Set task: Omit all pictures and give the records below again exactly as written.

Records for the task:

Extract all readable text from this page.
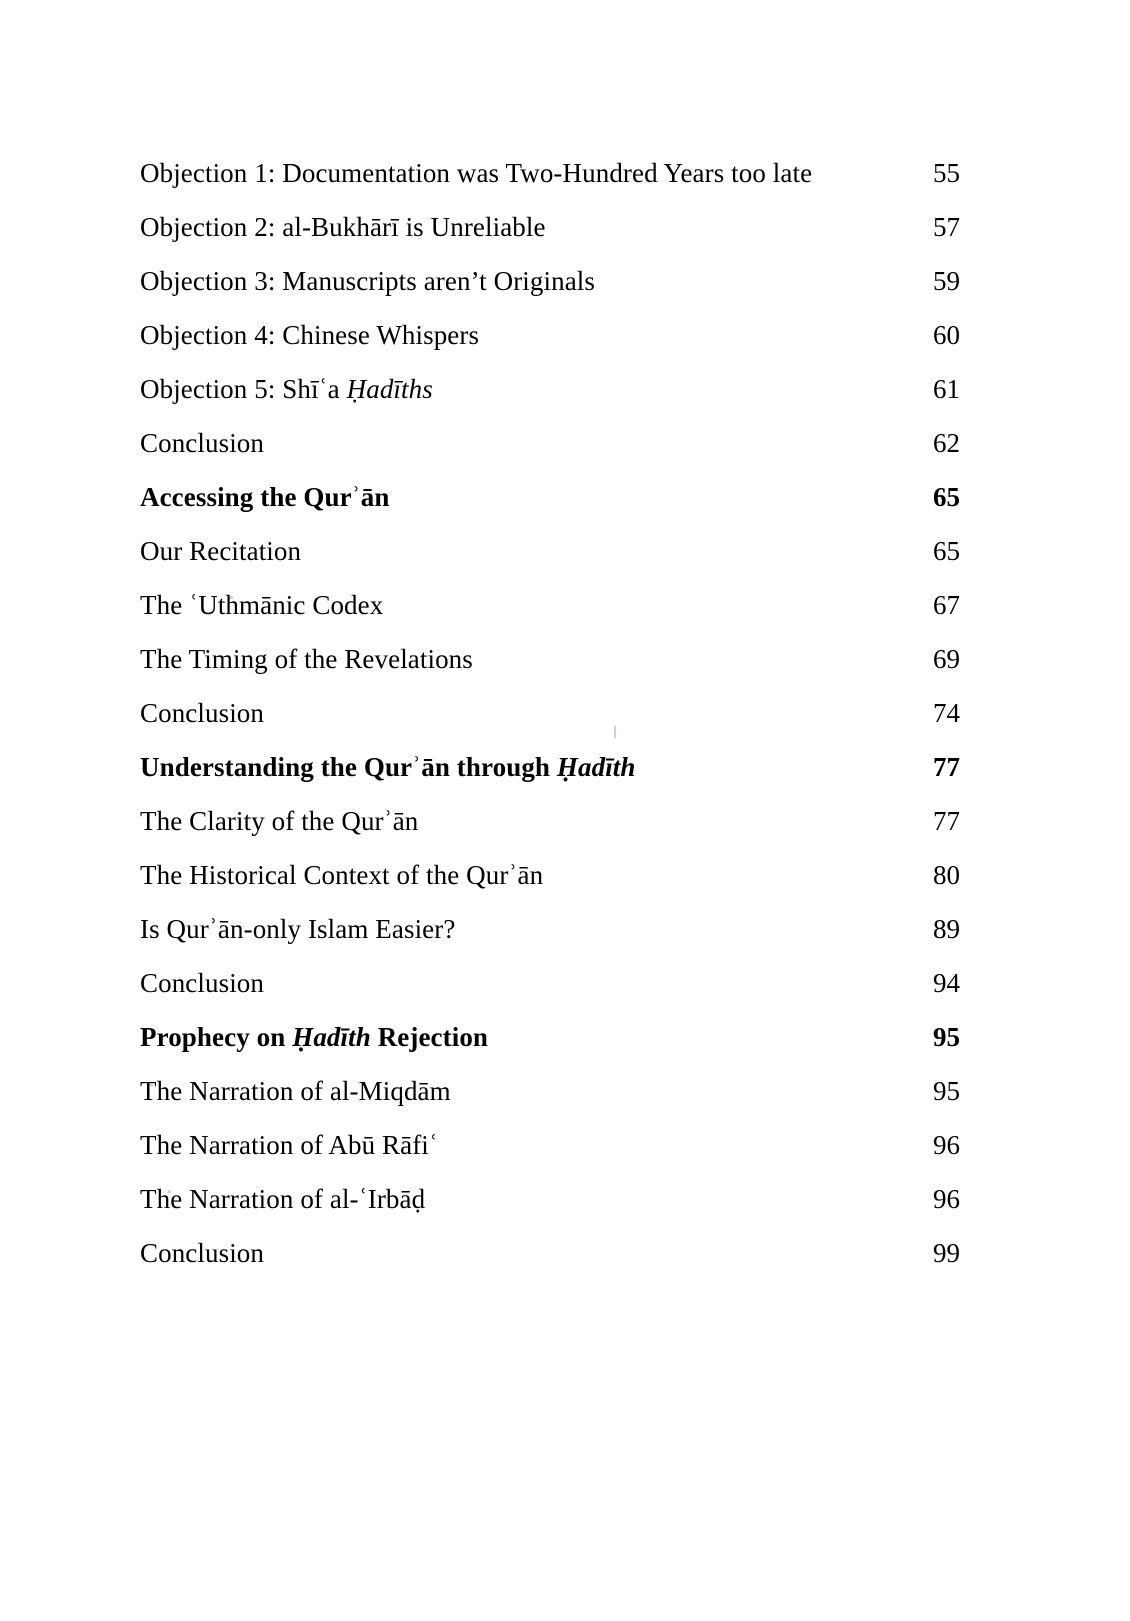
Objection 1: Documentation was Two-Hundred Years too late	55
Objection 2: al-Bukhārī is Unreliable	57
Objection 3: Manuscripts aren’t Originals	59
Objection 4: Chinese Whispers	60
Objection 5: Shīʿa Ḥadīths	61
Conclusion	62
Accessing the Qurʾān	65
Our Recitation	65
The ʿUthmānic Codex	67
The Timing of the Revelations	69
Conclusion	74
Understanding the Qurʾān through Ḥadīth	77
The Clarity of the Qurʾān	77
The Historical Context of the Qurʾān	80
Is Qurʾān-only Islam Easier?	89
Conclusion	94
Prophecy on Ḥadīth Rejection	95
The Narration of al-Miqdām	95
The Narration of Abū Rāfiʿ	96
The Narration of al-ʿIrbāḍ	96
Conclusion	99
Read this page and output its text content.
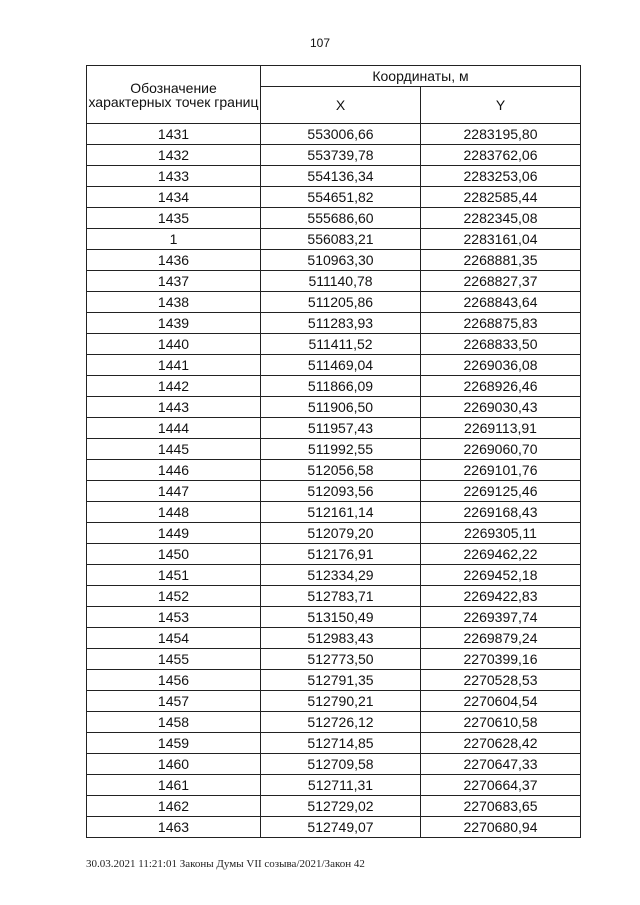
107
Обозначение характерных точек границ	Координаты, м	
	X	Y
1431	553006,66	2283195,80
1432	553739,78	2283762,06
1433	554136,34	2283253,06
1434	554651,82	2282585,44
1435	555686,60	2282345,08
1	556083,21	2283161,04
1436	510963,30	2268881,35
1437	511140,78	2268827,37
1438	511205,86	2268843,64
1439	511283,93	2268875,83
1440	511411,52	2268833,50
1441	511469,04	2269036,08
1442	511866,09	2268926,46
1443	511906,50	2269030,43
1444	511957,43	2269113,91
1445	511992,55	2269060,70
1446	512056,58	2269101,76
1447	512093,56	2269125,46
1448	512161,14	2269168,43
1449	512079,20	2269305,11
1450	512176,91	2269462,22
1451	512334,29	2269452,18
1452	512783,71	2269422,83
1453	513150,49	2269397,74
1454	512983,43	2269879,24
1455	512773,50	2270399,16
1456	512791,35	2270528,53
1457	512790,21	2270604,54
1458	512726,12	2270610,58
1459	512714,85	2270628,42
1460	512709,58	2270647,33
1461	512711,31	2270664,37
1462	512729,02	2270683,65
1463	512749,07	2270680,94
30.03.2021 11:21:01 Законы Думы VII созыва/2021/Закон 42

Output of the task:
Extract all readable text from this page.
Objection 1: Documentation was Two-Hundred Years too late	55
Objection 2: al-Bukhārī is Unreliable	57
Objection 3: Manuscripts aren’t Originals	59
Objection 4: Chinese Whispers	60
Objection 5: Shīʿa Ḥadīths	61
Conclusion	62
Accessing the Qurʾān	65
Our Recitation	65
The ʿUthmānic Codex	67
The Timing of the Revelations	69
Conclusion	74
Understanding the Qurʾān through Ḥadīth	77
The Clarity of the Qurʾān	77
The Historical Context of the Qurʾān	80
Is Qurʾān-only Islam Easier?	89
Conclusion	94
Prophecy on Ḥadīth Rejection	95
The Narration of al-Miqdām	95
The Narration of Abū Rāfiʿ	96
The Narration of al-ʿIrbāḍ	96
Conclusion	99
Read this page and output its text content.
107
Обозначение характерных точек границ	Координаты, м	
	X	Y
1431	553006,66	2283195,80
1432	553739,78	2283762,06
1433	554136,34	2283253,06
1434	554651,82	2282585,44
1435	555686,60	2282345,08
1	556083,21	2283161,04
1436	510963,30	2268881,35
1437	511140,78	2268827,37
1438	511205,86	2268843,64
1439	511283,93	2268875,83
1440	511411,52	2268833,50
1441	511469,04	2269036,08
1442	511866,09	2268926,46
1443	511906,50	2269030,43
1444	511957,43	2269113,91
1445	511992,55	2269060,70
1446	512056,58	2269101,76
1447	512093,56	2269125,46
1448	512161,14	2269168,43
1449	512079,20	2269305,11
1450	512176,91	2269462,22
1451	512334,29	2269452,18
1452	512783,71	2269422,83
1453	513150,49	2269397,74
1454	512983,43	2269879,24
1455	512773,50	2270399,16
1456	512791,35	2270528,53
1457	512790,21	2270604,54
1458	512726,12	2270610,58
1459	512714,85	2270628,42
1460	512709,58	2270647,33
1461	512711,31	2270664,37
1462	512729,02	2270683,65
1463	512749,07	2270680,94
30.03.2021 11:21:01 Законы Думы VII созыва/2021/Закон 42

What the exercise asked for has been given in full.